Central Coast Beekeepers of Oregon

Starting in 2025 all meetings on 3rd Thursday of the month, 1:30 p.m. at the OSU Extension office, 1211 SE Bay Blvd, Newport, OR.  First meeting will be February 20th.

First Order of Business:

A reminder that membership fees are now due for 2025 – $15 for individual membership and $25 for a family. Dues can be paid in person at the next meeting, which will be February 20th, or they can be mailed to Central Coast Beekeepers, P.O.Box 1916, Newport, OR, 97365. If your personal information has changed, please fill out a membership application form so we will have current contact information. As a reminder, ordering bees at a discount through the be club is a perk of membership.

Secondly, bee orders!

We have been in touch with Henry Storch of Oso Apiaries about ordering bees again this year.   Prices are the same.

            Packages – $155

            Nucs – $180   

            $10 extra for marked queens

Delivery:   May 7th for packages & May 16 for nucs.

▶ [Stored data]
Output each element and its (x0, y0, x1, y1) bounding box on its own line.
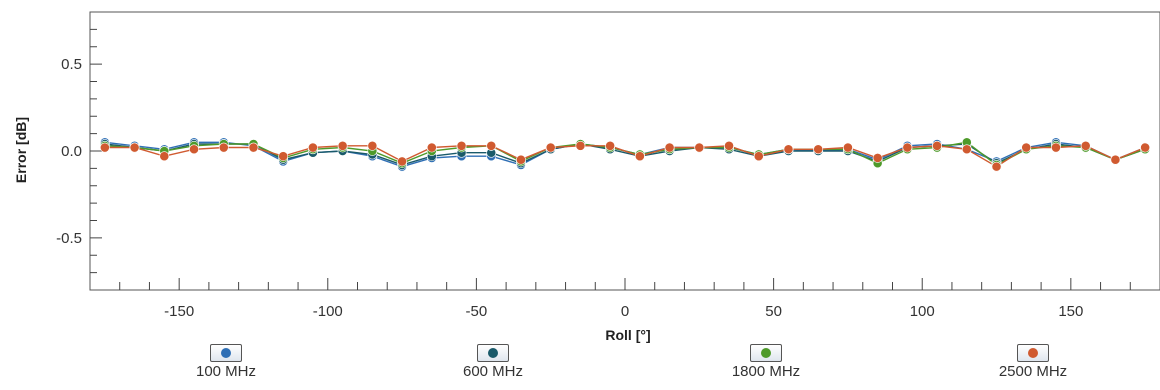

▶ [Work instructions]
(a) In the beekeepers club notice, what is the price of a nuc ordered through Oso Apiaries?
(b) Continue the beekeepers club notice, picking up after its final line on the delivery dates.

▶ [Answers to each task]
(a) $180

(b)
Both dates are weekdays.  Hope that will not inconvenience for anyone.  Both are also weather dependent (as is everything with bees).  We’ll keep you posted.

So, to order bees you can bring cash or a check to one of the next several meetings, or mail a check with your order information to the CCBA mailbox.  Remember that you must be a 2025 paid member to order bees through CCBA.  Last day to order bees will be our April meeting on the 17th.

Email Steve Niles at 2niles@gmail.com if you have any questions.

See our newsletter for the updated calendar and schedule or our full list of presenters and topics for 2025.   

PRESIDENT’S MESSAGE

By Jeremy Egolf

Anticipation, responsiveness, proactive adaptation, learning, repeat… So, we’re dealing with the devil we know, and preparing for the one we don’t. At my place, besides adding feeders this past week, we’ll be hitting the colonies with oxalic acid at the end of the week and checking the store room for spring Varroa treatments to apply around early April or so when the alder pollen appears. As for the devil we don’t know, the bee keeping industry is girding up for the tropilaelops mite by education the community and, I suppose, the researchers are putting in their grant proposals, or should be. In this issue, we provide a sampling of the Tropi publicity that is appearing around the US.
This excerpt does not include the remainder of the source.